RECORDS TO USE —
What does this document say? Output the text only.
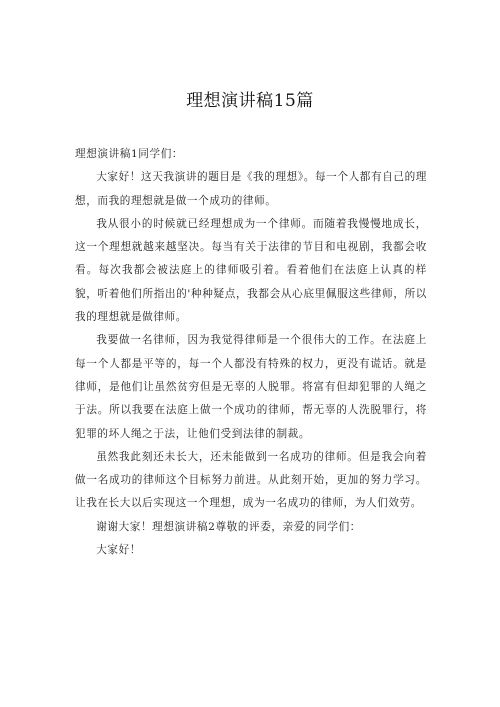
理想演讲稿15篇

理想演讲稿1同学们：

大家好！这天我演讲的题目是《我的理想》。每一个人都有自己的理想，而我的理想就是做一个成功的律师。

我从很小的时候就已经理想成为一个律师。而随着我慢慢地成长，这一个理想就越来越坚决。每当有关于法律的节目和电视剧，我都会收看。每次我都会被法庭上的律师吸引着。看着他们在法庭上认真的样貌，听着他们所指出的'种种疑点，我都会从心底里佩服这些律师，所以我的理想就是做律师。

我要做一名律师，因为我觉得律师是一个很伟大的工作。在法庭上每一个人都是平等的，每一个人都没有特殊的权力，更没有谎话。就是律师，是他们让虽然贫穷但是无辜的人脱罪。将富有但却犯罪的人绳之于法。所以我要在法庭上做一个成功的律师，帮无辜的人洗脱罪行，将犯罪的坏人绳之于法，让他们受到法律的制裁。

虽然我此刻还未长大，还未能做到一名成功的律师。但是我会向着做一名成功的律师这个目标努力前进。从此刻开始，更加的努力学习。让我在长大以后实现这一个理想，成为一名成功的律师，为人们效劳。

谢谢大家！理想演讲稿2尊敬的评委，亲爱的同学们：

大家好！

WHAT THE EXERCISE ASKS — Without the pictures, return all the records precisely as they stand.

EXPECTED ANSWER —
What does this document say? Output the text only.
理想演讲稿15篇

理想演讲稿1同学们：

大家好！这天我演讲的题目是《我的理想》。每一个人都有自己的理想，而我的理想就是做一个成功的律师。

我从很小的时候就已经理想成为一个律师。而随着我慢慢地成长，这一个理想就越来越坚决。每当有关于法律的节目和电视剧，我都会收看。每次我都会被法庭上的律师吸引着。看着他们在法庭上认真的样貌，听着他们所指出的'种种疑点，我都会从心底里佩服这些律师，所以我的理想就是做律师。

我要做一名律师，因为我觉得律师是一个很伟大的工作。在法庭上每一个人都是平等的，每一个人都没有特殊的权力，更没有谎话。就是律师，是他们让虽然贫穷但是无辜的人脱罪。将富有但却犯罪的人绳之于法。所以我要在法庭上做一个成功的律师，帮无辜的人洗脱罪行，将犯罪的坏人绳之于法，让他们受到法律的制裁。

虽然我此刻还未长大，还未能做到一名成功的律师。但是我会向着做一名成功的律师这个目标努力前进。从此刻开始，更加的努力学习。让我在长大以后实现这一个理想，成为一名成功的律师，为人们效劳。

谢谢大家！理想演讲稿2尊敬的评委，亲爱的同学们：

大家好！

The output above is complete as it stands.